--- START Records to use ---

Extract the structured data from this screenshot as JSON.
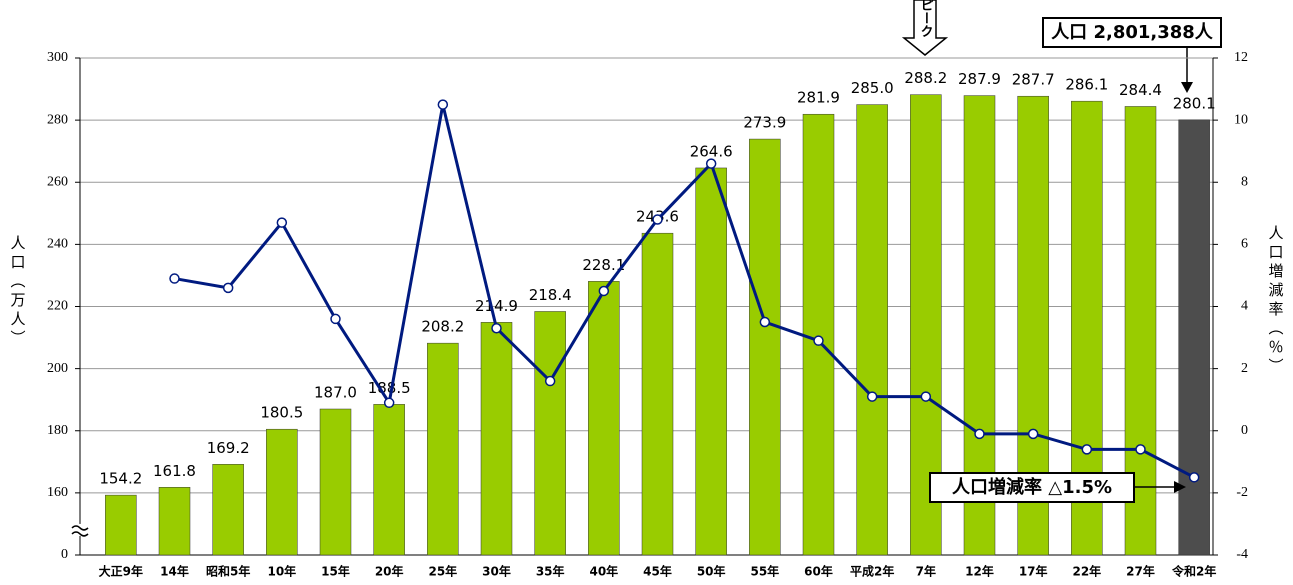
{
  "chart_data": {
    "type": "bar_line",
    "y_label": "人口（万人）",
    "y2_label": "人口増減率（％）",
    "categories": [
      "大正9年",
      "14年",
      "昭和5年",
      "10年",
      "15年",
      "20年",
      "25年",
      "30年",
      "35年",
      "40年",
      "45年",
      "50年",
      "55年",
      "60年",
      "平成2年",
      "7年",
      "12年",
      "17年",
      "22年",
      "27年",
      "令和2年"
    ],
    "series": [
      {
        "type": "bar",
        "colors": [
          "#99cc00",
          "#99cc00",
          "#99cc00",
          "#99cc00",
          "#99cc00",
          "#99cc00",
          "#99cc00",
          "#99cc00",
          "#99cc00",
          "#99cc00",
          "#99cc00",
          "#99cc00",
          "#99cc00",
          "#99cc00",
          "#99cc00",
          "#99cc00",
          "#99cc00",
          "#99cc00",
          "#99cc00",
          "#99cc00",
          "#4d4d4d"
        ],
        "values": [
          154.2,
          161.8,
          169.2,
          180.5,
          187.0,
          188.5,
          208.2,
          214.9,
          218.4,
          228.1,
          243.6,
          264.6,
          273.9,
          281.9,
          285.0,
          288.2,
          287.9,
          287.7,
          286.1,
          284.4,
          280.1
        ],
        "value_labels": [
          "154.2",
          "161.8",
          "169.2",
          "180.5",
          "187.0",
          "188.5",
          "208.2",
          "214.9",
          "218.4",
          "228.1",
          "243.6",
          "264.6",
          "273.9",
          "281.9",
          "285.0",
          "288.2",
          "287.9",
          "287.7",
          "286.1",
          "284.4",
          "280.1"
        ]
      },
      {
        "type": "line",
        "axis": "y2",
        "color": "#001a80",
        "values": [
          null,
          4.9,
          4.6,
          6.7,
          3.6,
          0.9,
          10.5,
          3.3,
          1.6,
          4.5,
          6.8,
          8.6,
          3.5,
          2.9,
          1.1,
          1.1,
          -0.1,
          -0.1,
          -0.6,
          -0.6,
          -1.5
        ]
      }
    ],
    "ylim": [
      0,
      300
    ],
    "yticks": [
      0,
      160,
      180,
      200,
      220,
      240,
      260,
      280,
      300
    ],
    "axis_break": true,
    "y2lim": [
      -4,
      12
    ],
    "y2ticks": [
      -4,
      -2,
      0,
      2,
      4,
      6,
      8,
      10,
      12
    ],
    "grid": true,
    "annotations": {
      "peak": "ピーク",
      "population": "人口 2,801,388人",
      "rate": "人口増減率 △1.5%"
    }
  }
}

--- END Records to use ---

• Task prompt
Would you mind returning each entry above word for word, skipping the images?

• Finished task
Extract the structured data from this screenshot as JSON.
{
  "chart_data": {
    "type": "bar_line",
    "y_label": "人口（万人）",
    "y2_label": "人口増減率（％）",
    "categories": [
      "大正9年",
      "14年",
      "昭和5年",
      "10年",
      "15年",
      "20年",
      "25年",
      "30年",
      "35年",
      "40年",
      "45年",
      "50年",
      "55年",
      "60年",
      "平成2年",
      "7年",
      "12年",
      "17年",
      "22年",
      "27年",
      "令和2年"
    ],
    "series": [
      {
        "type": "bar",
        "colors": [
          "#99cc00",
          "#99cc00",
          "#99cc00",
          "#99cc00",
          "#99cc00",
          "#99cc00",
          "#99cc00",
          "#99cc00",
          "#99cc00",
          "#99cc00",
          "#99cc00",
          "#99cc00",
          "#99cc00",
          "#99cc00",
          "#99cc00",
          "#99cc00",
          "#99cc00",
          "#99cc00",
          "#99cc00",
          "#99cc00",
          "#4d4d4d"
        ],
        "values": [
          154.2,
          161.8,
          169.2,
          180.5,
          187.0,
          188.5,
          208.2,
          214.9,
          218.4,
          228.1,
          243.6,
          264.6,
          273.9,
          281.9,
          285.0,
          288.2,
          287.9,
          287.7,
          286.1,
          284.4,
          280.1
        ],
        "value_labels": [
          "154.2",
          "161.8",
          "169.2",
          "180.5",
          "187.0",
          "188.5",
          "208.2",
          "214.9",
          "218.4",
          "228.1",
          "243.6",
          "264.6",
          "273.9",
          "281.9",
          "285.0",
          "288.2",
          "287.9",
          "287.7",
          "286.1",
          "284.4",
          "280.1"
        ]
      },
      {
        "type": "line",
        "axis": "y2",
        "color": "#001a80",
        "values": [
          null,
          4.9,
          4.6,
          6.7,
          3.6,
          0.9,
          10.5,
          3.3,
          1.6,
          4.5,
          6.8,
          8.6,
          3.5,
          2.9,
          1.1,
          1.1,
          -0.1,
          -0.1,
          -0.6,
          -0.6,
          -1.5
        ]
      }
    ],
    "ylim": [
      0,
      300
    ],
    "yticks": [
      0,
      160,
      180,
      200,
      220,
      240,
      260,
      280,
      300
    ],
    "axis_break": true,
    "y2lim": [
      -4,
      12
    ],
    "y2ticks": [
      -4,
      -2,
      0,
      2,
      4,
      6,
      8,
      10,
      12
    ],
    "grid": true,
    "annotations": {
      "peak": "ピーク",
      "population": "人口 2,801,388人",
      "rate": "人口増減率 △1.5%"
    }
  }
}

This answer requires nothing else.